Stated task
Print out each entry below exactly, please.

Given records
────

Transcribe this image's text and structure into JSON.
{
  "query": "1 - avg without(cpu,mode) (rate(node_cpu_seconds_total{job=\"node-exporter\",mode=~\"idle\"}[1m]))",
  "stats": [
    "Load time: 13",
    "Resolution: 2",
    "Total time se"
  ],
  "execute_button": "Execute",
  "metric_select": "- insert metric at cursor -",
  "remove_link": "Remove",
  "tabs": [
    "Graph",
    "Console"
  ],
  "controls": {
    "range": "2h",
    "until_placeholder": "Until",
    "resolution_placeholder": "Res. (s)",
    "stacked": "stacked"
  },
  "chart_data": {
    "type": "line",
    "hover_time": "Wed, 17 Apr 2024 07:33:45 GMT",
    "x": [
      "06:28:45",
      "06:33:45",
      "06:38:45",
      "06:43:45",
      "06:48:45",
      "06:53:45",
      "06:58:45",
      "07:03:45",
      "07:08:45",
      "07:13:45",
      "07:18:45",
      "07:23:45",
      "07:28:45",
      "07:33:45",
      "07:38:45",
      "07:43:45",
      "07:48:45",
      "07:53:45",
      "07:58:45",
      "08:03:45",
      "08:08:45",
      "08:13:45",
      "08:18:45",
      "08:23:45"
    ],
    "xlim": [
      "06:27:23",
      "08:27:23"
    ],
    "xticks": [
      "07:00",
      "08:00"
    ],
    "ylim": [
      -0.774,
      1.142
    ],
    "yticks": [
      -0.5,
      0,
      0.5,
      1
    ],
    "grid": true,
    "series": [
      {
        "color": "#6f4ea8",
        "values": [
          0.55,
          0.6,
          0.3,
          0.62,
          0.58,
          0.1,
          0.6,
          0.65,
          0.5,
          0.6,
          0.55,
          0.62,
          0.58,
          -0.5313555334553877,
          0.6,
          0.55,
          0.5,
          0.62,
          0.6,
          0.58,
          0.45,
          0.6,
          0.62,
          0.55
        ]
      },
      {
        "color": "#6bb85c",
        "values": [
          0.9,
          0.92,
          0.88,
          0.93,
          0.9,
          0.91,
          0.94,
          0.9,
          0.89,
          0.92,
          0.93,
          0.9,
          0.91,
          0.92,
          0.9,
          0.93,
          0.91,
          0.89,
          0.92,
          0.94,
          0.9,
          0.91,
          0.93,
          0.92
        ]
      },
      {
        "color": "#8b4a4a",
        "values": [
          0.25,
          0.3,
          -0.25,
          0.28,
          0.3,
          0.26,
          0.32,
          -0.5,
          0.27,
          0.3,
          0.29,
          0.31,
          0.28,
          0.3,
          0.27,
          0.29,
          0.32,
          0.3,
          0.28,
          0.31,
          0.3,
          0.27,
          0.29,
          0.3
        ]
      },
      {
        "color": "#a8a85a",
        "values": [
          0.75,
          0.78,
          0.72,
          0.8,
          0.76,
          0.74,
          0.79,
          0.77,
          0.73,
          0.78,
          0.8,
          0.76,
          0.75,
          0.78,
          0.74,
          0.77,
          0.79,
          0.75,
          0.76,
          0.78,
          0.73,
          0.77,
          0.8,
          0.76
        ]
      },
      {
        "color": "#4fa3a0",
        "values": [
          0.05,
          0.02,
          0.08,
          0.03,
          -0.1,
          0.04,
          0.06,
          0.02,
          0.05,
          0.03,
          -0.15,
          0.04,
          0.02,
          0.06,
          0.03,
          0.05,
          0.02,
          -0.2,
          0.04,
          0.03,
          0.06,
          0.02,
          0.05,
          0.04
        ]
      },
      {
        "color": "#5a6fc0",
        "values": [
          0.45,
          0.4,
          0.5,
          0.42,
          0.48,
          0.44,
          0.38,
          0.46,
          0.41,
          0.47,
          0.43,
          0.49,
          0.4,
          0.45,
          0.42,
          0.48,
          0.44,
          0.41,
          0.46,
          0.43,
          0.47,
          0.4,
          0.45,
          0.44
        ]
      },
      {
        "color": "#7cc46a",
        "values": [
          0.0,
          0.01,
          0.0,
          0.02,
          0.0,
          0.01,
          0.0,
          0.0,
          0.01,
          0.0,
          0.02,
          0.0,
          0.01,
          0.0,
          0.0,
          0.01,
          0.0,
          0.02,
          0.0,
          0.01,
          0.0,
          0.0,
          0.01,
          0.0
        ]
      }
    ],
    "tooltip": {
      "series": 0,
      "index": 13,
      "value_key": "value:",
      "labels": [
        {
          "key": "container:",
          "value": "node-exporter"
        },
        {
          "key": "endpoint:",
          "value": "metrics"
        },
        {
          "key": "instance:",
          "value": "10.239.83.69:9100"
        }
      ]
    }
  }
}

────

Expected answer
Transcribe this image's text and structure into JSON.
{
  "query": "1 - avg without(cpu,mode) (rate(node_cpu_seconds_total{job=\"node-exporter\",mode=~\"idle\"}[1m]))",
  "stats": [
    "Load time: 13",
    "Resolution: 2",
    "Total time se"
  ],
  "execute_button": "Execute",
  "metric_select": "- insert metric at cursor -",
  "remove_link": "Remove",
  "tabs": [
    "Graph",
    "Console"
  ],
  "controls": {
    "range": "2h",
    "until_placeholder": "Until",
    "resolution_placeholder": "Res. (s)",
    "stacked": "stacked"
  },
  "chart_data": {
    "type": "line",
    "hover_time": "Wed, 17 Apr 2024 07:33:45 GMT",
    "x": [
      "06:28:45",
      "06:33:45",
      "06:38:45",
      "06:43:45",
      "06:48:45",
      "06:53:45",
      "06:58:45",
      "07:03:45",
      "07:08:45",
      "07:13:45",
      "07:18:45",
      "07:23:45",
      "07:28:45",
      "07:33:45",
      "07:38:45",
      "07:43:45",
      "07:48:45",
      "07:53:45",
      "07:58:45",
      "08:03:45",
      "08:08:45",
      "08:13:45",
      "08:18:45",
      "08:23:45"
    ],
    "xlim": [
      "06:27:23",
      "08:27:23"
    ],
    "xticks": [
      "07:00",
      "08:00"
    ],
    "ylim": [
      -0.774,
      1.142
    ],
    "yticks": [
      -0.5,
      0,
      0.5,
      1
    ],
    "grid": true,
    "series": [
      {
        "color": "#6f4ea8",
        "values": [
          0.55,
          0.6,
          0.3,
          0.62,
          0.58,
          0.1,
          0.6,
          0.65,
          0.5,
          0.6,
          0.55,
          0.62,
          0.58,
          -0.5313555334553877,
          0.6,
          0.55,
          0.5,
          0.62,
          0.6,
          0.58,
          0.45,
          0.6,
          0.62,
          0.55
        ]
      },
      {
        "color": "#6bb85c",
        "values": [
          0.9,
          0.92,
          0.88,
          0.93,
          0.9,
          0.91,
          0.94,
          0.9,
          0.89,
          0.92,
          0.93,
          0.9,
          0.91,
          0.92,
          0.9,
          0.93,
          0.91,
          0.89,
          0.92,
          0.94,
          0.9,
          0.91,
          0.93,
          0.92
        ]
      },
      {
        "color": "#8b4a4a",
        "values": [
          0.25,
          0.3,
          -0.25,
          0.28,
          0.3,
          0.26,
          0.32,
          -0.5,
          0.27,
          0.3,
          0.29,
          0.31,
          0.28,
          0.3,
          0.27,
          0.29,
          0.32,
          0.3,
          0.28,
          0.31,
          0.3,
          0.27,
          0.29,
          0.3
        ]
      },
      {
        "color": "#a8a85a",
        "values": [
          0.75,
          0.78,
          0.72,
          0.8,
          0.76,
          0.74,
          0.79,
          0.77,
          0.73,
          0.78,
          0.8,
          0.76,
          0.75,
          0.78,
          0.74,
          0.77,
          0.79,
          0.75,
          0.76,
          0.78,
          0.73,
          0.77,
          0.8,
          0.76
        ]
      },
      {
        "color": "#4fa3a0",
        "values": [
          0.05,
          0.02,
          0.08,
          0.03,
          -0.1,
          0.04,
          0.06,
          0.02,
          0.05,
          0.03,
          -0.15,
          0.04,
          0.02,
          0.06,
          0.03,
          0.05,
          0.02,
          -0.2,
          0.04,
          0.03,
          0.06,
          0.02,
          0.05,
          0.04
        ]
      },
      {
        "color": "#5a6fc0",
        "values": [
          0.45,
          0.4,
          0.5,
          0.42,
          0.48,
          0.44,
          0.38,
          0.46,
          0.41,
          0.47,
          0.43,
          0.49,
          0.4,
          0.45,
          0.42,
          0.48,
          0.44,
          0.41,
          0.46,
          0.43,
          0.47,
          0.4,
          0.45,
          0.44
        ]
      },
      {
        "color": "#7cc46a",
        "values": [
          0.0,
          0.01,
          0.0,
          0.02,
          0.0,
          0.01,
          0.0,
          0.0,
          0.01,
          0.0,
          0.02,
          0.0,
          0.01,
          0.0,
          0.0,
          0.01,
          0.0,
          0.02,
          0.0,
          0.01,
          0.0,
          0.0,
          0.01,
          0.0
        ]
      }
    ],
    "tooltip": {
      "series": 0,
      "index": 13,
      "value_key": "value:",
      "labels": [
        {
          "key": "container:",
          "value": "node-exporter"
        },
        {
          "key": "endpoint:",
          "value": "metrics"
        },
        {
          "key": "instance:",
          "value": "10.239.83.69:9100"
        }
      ]
    }
  }
}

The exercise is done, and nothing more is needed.